▶ Goal
Collect the lines of the entries where "Такса" shows up.
>> START
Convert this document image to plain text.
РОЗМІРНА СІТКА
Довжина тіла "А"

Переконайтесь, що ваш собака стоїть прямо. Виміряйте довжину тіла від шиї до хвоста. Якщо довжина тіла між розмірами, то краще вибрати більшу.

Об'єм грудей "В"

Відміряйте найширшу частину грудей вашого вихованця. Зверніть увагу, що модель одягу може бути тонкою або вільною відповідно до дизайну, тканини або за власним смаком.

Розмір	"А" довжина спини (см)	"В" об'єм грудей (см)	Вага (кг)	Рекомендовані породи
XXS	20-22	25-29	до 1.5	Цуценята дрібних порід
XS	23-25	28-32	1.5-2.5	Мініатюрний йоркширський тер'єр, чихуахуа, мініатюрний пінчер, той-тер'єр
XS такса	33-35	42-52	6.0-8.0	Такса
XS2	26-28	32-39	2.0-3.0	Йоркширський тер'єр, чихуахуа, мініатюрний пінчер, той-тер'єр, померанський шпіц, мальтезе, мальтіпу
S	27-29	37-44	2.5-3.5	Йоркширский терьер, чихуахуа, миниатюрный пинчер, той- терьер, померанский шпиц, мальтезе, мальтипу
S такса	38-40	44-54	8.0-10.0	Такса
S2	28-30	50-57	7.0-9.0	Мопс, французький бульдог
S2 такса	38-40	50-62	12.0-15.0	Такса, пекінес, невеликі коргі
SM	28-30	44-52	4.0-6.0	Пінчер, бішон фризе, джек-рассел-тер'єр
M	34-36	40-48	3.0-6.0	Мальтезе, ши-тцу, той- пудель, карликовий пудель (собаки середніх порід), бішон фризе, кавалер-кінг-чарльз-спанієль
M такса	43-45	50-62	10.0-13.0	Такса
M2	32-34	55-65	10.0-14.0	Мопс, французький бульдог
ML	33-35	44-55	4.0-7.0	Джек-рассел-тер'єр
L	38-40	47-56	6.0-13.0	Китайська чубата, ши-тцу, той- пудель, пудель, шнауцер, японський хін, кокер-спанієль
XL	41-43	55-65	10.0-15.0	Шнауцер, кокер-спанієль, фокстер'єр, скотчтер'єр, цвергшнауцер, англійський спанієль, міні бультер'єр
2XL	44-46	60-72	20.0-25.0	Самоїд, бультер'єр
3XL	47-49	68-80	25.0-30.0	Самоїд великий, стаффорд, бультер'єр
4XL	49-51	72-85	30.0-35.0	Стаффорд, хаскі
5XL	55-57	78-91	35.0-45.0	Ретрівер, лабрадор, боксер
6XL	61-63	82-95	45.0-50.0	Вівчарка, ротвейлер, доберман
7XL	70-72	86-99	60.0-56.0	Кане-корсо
>> END
>> START
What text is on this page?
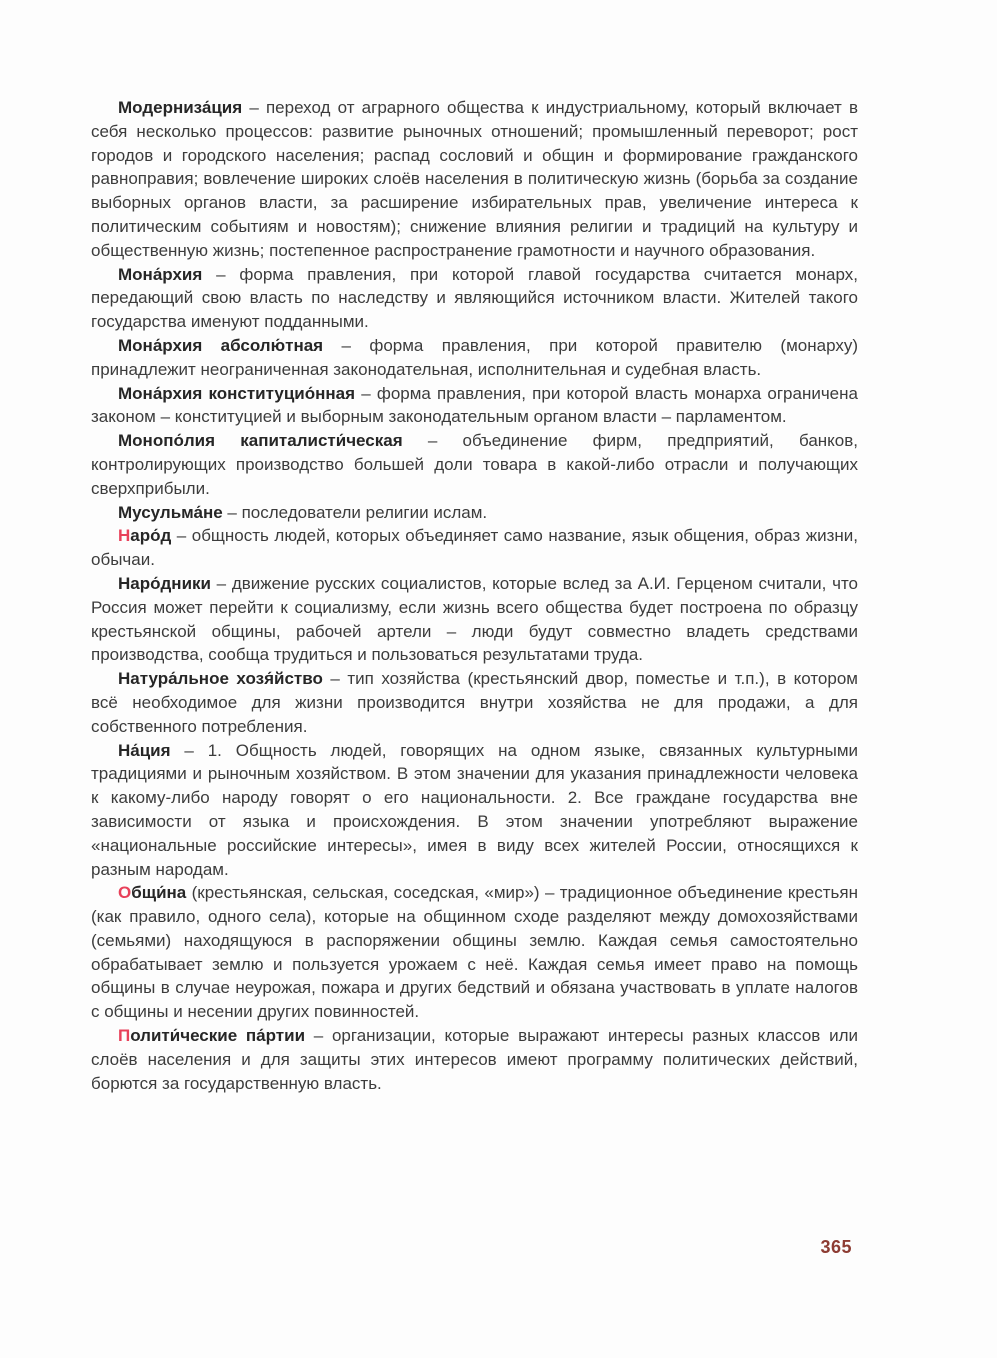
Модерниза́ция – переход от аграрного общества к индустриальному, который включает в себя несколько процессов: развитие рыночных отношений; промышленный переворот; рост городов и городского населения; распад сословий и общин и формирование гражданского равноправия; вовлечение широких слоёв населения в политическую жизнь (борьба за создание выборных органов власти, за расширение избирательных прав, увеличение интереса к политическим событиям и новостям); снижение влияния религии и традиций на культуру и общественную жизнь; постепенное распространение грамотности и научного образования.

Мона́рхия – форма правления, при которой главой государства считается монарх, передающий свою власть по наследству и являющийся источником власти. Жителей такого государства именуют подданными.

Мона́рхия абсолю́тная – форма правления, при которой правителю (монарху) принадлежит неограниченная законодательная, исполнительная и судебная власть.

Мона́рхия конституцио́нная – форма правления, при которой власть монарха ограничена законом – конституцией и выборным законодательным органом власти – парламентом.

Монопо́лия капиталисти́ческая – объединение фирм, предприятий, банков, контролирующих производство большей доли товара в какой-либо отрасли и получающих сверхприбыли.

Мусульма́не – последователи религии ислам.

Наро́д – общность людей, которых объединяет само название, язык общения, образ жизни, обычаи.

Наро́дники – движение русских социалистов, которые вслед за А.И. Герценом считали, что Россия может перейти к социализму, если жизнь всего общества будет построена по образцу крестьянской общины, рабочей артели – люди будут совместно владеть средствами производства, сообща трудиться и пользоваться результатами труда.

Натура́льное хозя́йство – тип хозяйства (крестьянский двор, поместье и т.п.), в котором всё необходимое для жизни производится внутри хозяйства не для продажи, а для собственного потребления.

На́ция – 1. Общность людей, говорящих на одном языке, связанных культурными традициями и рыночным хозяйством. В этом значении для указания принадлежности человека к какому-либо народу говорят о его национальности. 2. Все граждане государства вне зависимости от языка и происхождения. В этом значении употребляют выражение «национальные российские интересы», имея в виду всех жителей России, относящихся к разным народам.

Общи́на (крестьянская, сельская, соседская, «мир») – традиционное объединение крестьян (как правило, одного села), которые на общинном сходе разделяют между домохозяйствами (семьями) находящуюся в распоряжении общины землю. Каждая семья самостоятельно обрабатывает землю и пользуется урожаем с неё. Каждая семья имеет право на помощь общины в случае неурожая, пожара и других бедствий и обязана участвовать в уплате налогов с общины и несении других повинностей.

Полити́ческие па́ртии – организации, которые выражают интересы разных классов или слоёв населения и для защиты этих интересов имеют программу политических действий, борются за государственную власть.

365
>> END
>> START
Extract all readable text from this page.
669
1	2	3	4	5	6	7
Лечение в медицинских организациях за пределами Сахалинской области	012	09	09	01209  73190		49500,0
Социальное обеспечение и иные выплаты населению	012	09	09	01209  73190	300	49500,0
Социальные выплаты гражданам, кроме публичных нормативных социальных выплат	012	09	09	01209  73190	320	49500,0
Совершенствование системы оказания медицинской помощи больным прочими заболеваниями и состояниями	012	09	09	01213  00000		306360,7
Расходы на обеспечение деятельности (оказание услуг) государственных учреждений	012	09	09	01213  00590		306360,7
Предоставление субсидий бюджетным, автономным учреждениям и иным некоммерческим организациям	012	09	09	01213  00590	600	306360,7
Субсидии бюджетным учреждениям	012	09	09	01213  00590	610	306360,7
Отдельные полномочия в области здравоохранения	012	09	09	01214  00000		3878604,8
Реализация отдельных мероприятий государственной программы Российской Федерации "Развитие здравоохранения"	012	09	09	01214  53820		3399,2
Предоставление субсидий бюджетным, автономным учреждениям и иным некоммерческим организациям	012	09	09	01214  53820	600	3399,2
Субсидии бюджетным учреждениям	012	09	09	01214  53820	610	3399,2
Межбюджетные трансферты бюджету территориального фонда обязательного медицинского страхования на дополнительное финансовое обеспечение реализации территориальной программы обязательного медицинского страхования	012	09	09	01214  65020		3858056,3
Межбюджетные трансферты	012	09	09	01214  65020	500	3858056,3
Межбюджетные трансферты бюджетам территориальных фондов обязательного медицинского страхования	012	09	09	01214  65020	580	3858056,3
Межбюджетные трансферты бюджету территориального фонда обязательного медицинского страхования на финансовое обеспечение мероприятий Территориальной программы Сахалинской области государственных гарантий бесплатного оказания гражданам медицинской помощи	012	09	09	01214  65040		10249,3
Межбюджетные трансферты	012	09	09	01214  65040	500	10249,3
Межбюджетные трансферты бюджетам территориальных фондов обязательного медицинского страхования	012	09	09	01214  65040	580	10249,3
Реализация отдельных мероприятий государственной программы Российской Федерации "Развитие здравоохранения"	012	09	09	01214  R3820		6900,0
>> END
▶ Response below
XS такса	33-35	42-52	6.0-8.0	Такса
S такса	38-40	44-54	8.0-10.0	Такса
S2 такса	38-40	50-62	12.0-15.0	Такса, пекінес, невеликі коргі
M такса	43-45	50-62	10.0-13.0	Такса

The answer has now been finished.